Exercise brief ▸
In the text on depression after bariatric surgery, what is named as a good place to start when looking for a psychologist with a bariatric background?

Document segment ▸
In patients presenting with anxiety symptoms, a thorough history and physical examination are necessary to exclude organic diseases, including dumping syndrome. Cardiac causes of palpitations should also be explored, considering the likelihood of electrolyte imbalances in the postoperative period.
Several strategies can be employed to manage depression after bariatric surgery:
Individual therapy: The many changes a person experiences after surgery and stressful adaptations may lead to depression. Therapy is the best way for a person to sort through these changes and alleviate depression. There are many psychologists, but identifying one with bariatric background may be a challenge. A referral from a center of excellence is a good place to start. This may be helpful, as a professional with bariatric experience can be requested.
Medication: Add an antidepressant.
Support groups: Every center of excellence provides support groups for patients. Another thing that would be helpful is joining a support group of people who have been through the surgery themselves.
Emergency assistance: If a patient is seriously considering suicide, he or she should call 911 immediately or go directly to an emergency department. Depression skews the thinking so that suicide appears on the surface to be a solution. Thoughts cannot be trusted when in a depressed state.

Input data ▸
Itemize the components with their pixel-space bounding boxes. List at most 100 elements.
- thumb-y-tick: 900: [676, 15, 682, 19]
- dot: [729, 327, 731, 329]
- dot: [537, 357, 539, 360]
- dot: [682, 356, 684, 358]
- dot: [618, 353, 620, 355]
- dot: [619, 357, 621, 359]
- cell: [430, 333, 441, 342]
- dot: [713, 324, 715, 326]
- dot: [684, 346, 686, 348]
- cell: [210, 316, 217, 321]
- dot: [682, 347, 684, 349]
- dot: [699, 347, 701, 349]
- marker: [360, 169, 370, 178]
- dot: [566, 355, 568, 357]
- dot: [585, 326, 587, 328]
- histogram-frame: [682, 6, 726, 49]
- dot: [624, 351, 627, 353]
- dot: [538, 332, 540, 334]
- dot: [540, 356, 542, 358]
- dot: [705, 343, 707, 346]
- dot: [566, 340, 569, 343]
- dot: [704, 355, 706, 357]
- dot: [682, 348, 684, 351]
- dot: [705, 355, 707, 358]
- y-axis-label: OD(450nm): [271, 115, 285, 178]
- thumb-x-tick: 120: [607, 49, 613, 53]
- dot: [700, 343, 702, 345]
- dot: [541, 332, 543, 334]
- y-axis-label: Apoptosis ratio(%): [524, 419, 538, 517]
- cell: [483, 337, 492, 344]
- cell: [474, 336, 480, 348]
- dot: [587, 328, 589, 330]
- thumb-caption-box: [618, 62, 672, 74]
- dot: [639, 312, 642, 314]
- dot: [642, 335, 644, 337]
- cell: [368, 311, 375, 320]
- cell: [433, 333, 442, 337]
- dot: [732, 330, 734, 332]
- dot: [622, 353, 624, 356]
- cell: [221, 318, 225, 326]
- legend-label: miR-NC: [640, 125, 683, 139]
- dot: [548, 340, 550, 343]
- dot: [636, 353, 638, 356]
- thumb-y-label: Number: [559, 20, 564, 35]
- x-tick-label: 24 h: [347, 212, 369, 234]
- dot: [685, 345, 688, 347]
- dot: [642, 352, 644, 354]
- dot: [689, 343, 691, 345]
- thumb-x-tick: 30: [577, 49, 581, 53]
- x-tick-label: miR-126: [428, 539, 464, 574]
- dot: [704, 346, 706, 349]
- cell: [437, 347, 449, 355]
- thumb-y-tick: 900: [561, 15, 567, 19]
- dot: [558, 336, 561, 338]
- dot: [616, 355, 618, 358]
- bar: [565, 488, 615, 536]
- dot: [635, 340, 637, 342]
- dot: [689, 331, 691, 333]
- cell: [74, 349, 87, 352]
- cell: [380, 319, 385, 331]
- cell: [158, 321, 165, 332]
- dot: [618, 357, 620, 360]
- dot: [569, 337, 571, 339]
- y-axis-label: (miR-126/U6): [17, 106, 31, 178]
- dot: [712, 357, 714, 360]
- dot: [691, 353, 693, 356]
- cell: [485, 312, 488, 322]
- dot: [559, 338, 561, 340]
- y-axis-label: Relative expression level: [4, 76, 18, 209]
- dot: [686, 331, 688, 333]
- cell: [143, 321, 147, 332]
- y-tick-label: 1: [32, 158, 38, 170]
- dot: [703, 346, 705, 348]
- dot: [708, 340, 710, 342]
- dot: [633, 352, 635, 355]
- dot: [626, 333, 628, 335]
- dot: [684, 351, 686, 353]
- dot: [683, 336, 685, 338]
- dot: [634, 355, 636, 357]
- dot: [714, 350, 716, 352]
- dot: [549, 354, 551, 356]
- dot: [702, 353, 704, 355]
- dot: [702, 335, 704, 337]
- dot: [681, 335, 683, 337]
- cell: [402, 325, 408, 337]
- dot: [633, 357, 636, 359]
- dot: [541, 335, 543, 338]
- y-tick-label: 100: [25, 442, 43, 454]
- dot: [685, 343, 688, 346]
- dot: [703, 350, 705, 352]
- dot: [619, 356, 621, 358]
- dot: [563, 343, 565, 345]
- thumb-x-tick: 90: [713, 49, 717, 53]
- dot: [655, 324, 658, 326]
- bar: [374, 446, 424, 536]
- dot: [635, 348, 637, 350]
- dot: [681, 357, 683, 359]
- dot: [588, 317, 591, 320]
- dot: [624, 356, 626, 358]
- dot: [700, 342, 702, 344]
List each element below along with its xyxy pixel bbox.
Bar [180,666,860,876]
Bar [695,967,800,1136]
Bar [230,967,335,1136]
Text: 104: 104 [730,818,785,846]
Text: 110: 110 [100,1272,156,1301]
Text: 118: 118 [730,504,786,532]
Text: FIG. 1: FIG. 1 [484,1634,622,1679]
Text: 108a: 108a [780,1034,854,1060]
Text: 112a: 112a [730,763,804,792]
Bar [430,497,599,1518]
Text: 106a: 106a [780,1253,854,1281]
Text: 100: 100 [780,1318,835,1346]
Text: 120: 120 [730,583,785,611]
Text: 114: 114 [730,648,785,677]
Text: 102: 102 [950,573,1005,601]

Written response ▸
A referral from a center of excellence.